> [Exercise requirements]: Your task is to print the material below exactly as presented.

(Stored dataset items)
[Start]
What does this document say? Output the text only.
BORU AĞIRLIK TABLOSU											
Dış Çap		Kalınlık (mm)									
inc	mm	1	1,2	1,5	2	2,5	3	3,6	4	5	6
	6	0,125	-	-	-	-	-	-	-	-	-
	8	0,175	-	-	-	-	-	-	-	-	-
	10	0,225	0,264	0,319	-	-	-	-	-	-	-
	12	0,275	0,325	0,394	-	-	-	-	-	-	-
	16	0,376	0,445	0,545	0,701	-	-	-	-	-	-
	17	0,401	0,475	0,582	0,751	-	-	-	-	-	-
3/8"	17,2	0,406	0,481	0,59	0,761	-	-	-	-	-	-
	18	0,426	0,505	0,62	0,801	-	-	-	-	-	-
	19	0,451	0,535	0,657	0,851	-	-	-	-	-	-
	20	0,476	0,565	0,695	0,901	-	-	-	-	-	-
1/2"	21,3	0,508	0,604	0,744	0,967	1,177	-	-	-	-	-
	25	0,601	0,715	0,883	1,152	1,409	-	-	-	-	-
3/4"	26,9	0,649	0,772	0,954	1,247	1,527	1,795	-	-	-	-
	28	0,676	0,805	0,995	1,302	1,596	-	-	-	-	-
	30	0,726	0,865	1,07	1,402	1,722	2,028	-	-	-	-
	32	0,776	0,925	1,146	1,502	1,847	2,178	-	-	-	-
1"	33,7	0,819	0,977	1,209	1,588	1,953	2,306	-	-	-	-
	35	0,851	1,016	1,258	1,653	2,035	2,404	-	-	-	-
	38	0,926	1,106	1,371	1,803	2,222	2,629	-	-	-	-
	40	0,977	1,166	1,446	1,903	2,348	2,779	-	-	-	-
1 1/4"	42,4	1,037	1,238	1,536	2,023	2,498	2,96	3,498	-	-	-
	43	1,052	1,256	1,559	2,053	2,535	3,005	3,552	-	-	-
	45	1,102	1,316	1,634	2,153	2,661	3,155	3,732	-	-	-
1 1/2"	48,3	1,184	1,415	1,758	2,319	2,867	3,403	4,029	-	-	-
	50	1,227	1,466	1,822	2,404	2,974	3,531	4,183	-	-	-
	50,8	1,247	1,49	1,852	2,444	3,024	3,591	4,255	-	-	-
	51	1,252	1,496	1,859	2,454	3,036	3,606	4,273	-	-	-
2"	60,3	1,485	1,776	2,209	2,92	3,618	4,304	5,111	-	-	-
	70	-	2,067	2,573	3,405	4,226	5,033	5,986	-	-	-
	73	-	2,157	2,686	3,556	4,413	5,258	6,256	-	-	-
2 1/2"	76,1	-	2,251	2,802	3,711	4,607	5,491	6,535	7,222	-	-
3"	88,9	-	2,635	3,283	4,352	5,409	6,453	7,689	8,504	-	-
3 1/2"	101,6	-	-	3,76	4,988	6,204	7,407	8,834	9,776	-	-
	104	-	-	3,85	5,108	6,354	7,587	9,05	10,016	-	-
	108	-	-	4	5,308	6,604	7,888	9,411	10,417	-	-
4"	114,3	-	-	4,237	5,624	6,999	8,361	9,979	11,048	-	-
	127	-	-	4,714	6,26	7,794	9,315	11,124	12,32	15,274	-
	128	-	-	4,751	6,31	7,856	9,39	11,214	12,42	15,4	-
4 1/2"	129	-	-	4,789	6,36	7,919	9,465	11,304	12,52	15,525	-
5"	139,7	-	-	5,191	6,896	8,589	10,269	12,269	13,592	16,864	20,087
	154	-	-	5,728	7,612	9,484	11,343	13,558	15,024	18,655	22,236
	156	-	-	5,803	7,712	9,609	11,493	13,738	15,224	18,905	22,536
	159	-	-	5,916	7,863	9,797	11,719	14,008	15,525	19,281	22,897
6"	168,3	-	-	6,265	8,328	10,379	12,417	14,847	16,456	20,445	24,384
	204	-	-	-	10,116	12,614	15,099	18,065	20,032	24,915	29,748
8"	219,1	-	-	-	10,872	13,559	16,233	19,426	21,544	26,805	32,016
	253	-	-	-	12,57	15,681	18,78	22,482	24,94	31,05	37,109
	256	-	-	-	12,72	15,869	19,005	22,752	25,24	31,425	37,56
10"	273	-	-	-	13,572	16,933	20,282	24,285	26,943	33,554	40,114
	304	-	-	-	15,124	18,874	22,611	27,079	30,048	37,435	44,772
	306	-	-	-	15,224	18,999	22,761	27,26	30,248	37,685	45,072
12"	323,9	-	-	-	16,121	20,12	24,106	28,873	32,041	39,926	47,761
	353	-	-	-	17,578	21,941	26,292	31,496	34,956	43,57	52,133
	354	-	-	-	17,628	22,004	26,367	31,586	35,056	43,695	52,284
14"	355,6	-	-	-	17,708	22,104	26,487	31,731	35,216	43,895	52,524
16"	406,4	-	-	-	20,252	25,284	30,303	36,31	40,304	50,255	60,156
[End]
> [Task answer]:
What does this document say? Output the text only.
BORU AĞIRLIK TABLOSU											
Dış Çap		Kalınlık (mm)									
inc	mm	1	1,2	1,5	2	2,5	3	3,6	4	5	6
	6	0,125	-	-	-	-	-	-	-	-	-
	8	0,175	-	-	-	-	-	-	-	-	-
	10	0,225	0,264	0,319	-	-	-	-	-	-	-
	12	0,275	0,325	0,394	-	-	-	-	-	-	-
	16	0,376	0,445	0,545	0,701	-	-	-	-	-	-
	17	0,401	0,475	0,582	0,751	-	-	-	-	-	-
3/8"	17,2	0,406	0,481	0,59	0,761	-	-	-	-	-	-
	18	0,426	0,505	0,62	0,801	-	-	-	-	-	-
	19	0,451	0,535	0,657	0,851	-	-	-	-	-	-
	20	0,476	0,565	0,695	0,901	-	-	-	-	-	-
1/2"	21,3	0,508	0,604	0,744	0,967	1,177	-	-	-	-	-
	25	0,601	0,715	0,883	1,152	1,409	-	-	-	-	-
3/4"	26,9	0,649	0,772	0,954	1,247	1,527	1,795	-	-	-	-
	28	0,676	0,805	0,995	1,302	1,596	-	-	-	-	-
	30	0,726	0,865	1,07	1,402	1,722	2,028	-	-	-	-
	32	0,776	0,925	1,146	1,502	1,847	2,178	-	-	-	-
1"	33,7	0,819	0,977	1,209	1,588	1,953	2,306	-	-	-	-
	35	0,851	1,016	1,258	1,653	2,035	2,404	-	-	-	-
	38	0,926	1,106	1,371	1,803	2,222	2,629	-	-	-	-
	40	0,977	1,166	1,446	1,903	2,348	2,779	-	-	-	-
1 1/4"	42,4	1,037	1,238	1,536	2,023	2,498	2,96	3,498	-	-	-
	43	1,052	1,256	1,559	2,053	2,535	3,005	3,552	-	-	-
	45	1,102	1,316	1,634	2,153	2,661	3,155	3,732	-	-	-
1 1/2"	48,3	1,184	1,415	1,758	2,319	2,867	3,403	4,029	-	-	-
	50	1,227	1,466	1,822	2,404	2,974	3,531	4,183	-	-	-
	50,8	1,247	1,49	1,852	2,444	3,024	3,591	4,255	-	-	-
	51	1,252	1,496	1,859	2,454	3,036	3,606	4,273	-	-	-
2"	60,3	1,485	1,776	2,209	2,92	3,618	4,304	5,111	-	-	-
	70	-	2,067	2,573	3,405	4,226	5,033	5,986	-	-	-
	73	-	2,157	2,686	3,556	4,413	5,258	6,256	-	-	-
2 1/2"	76,1	-	2,251	2,802	3,711	4,607	5,491	6,535	7,222	-	-
3"	88,9	-	2,635	3,283	4,352	5,409	6,453	7,689	8,504	-	-
3 1/2"	101,6	-	-	3,76	4,988	6,204	7,407	8,834	9,776	-	-
	104	-	-	3,85	5,108	6,354	7,587	9,05	10,016	-	-
	108	-	-	4	5,308	6,604	7,888	9,411	10,417	-	-
4"	114,3	-	-	4,237	5,624	6,999	8,361	9,979	11,048	-	-
	127	-	-	4,714	6,26	7,794	9,315	11,124	12,32	15,274	-
	128	-	-	4,751	6,31	7,856	9,39	11,214	12,42	15,4	-
4 1/2"	129	-	-	4,789	6,36	7,919	9,465	11,304	12,52	15,525	-
5"	139,7	-	-	5,191	6,896	8,589	10,269	12,269	13,592	16,864	20,087
	154	-	-	5,728	7,612	9,484	11,343	13,558	15,024	18,655	22,236
	156	-	-	5,803	7,712	9,609	11,493	13,738	15,224	18,905	22,536
	159	-	-	5,916	7,863	9,797	11,719	14,008	15,525	19,281	22,897
6"	168,3	-	-	6,265	8,328	10,379	12,417	14,847	16,456	20,445	24,384
	204	-	-	-	10,116	12,614	15,099	18,065	20,032	24,915	29,748
8"	219,1	-	-	-	10,872	13,559	16,233	19,426	21,544	26,805	32,016
	253	-	-	-	12,57	15,681	18,78	22,482	24,94	31,05	37,109
	256	-	-	-	12,72	15,869	19,005	22,752	25,24	31,425	37,56
10"	273	-	-	-	13,572	16,933	20,282	24,285	26,943	33,554	40,114
	304	-	-	-	15,124	18,874	22,611	27,079	30,048	37,435	44,772
	306	-	-	-	15,224	18,999	22,761	27,26	30,248	37,685	45,072
12"	323,9	-	-	-	16,121	20,12	24,106	28,873	32,041	39,926	47,761
	353	-	-	-	17,578	21,941	26,292	31,496	34,956	43,57	52,133
	354	-	-	-	17,628	22,004	26,367	31,586	35,056	43,695	52,284
14"	355,6	-	-	-	17,708	22,104	26,487	31,731	35,216	43,895	52,524
16"	406,4	-	-	-	20,252	25,284	30,303	36,31	40,304	50,255	60,156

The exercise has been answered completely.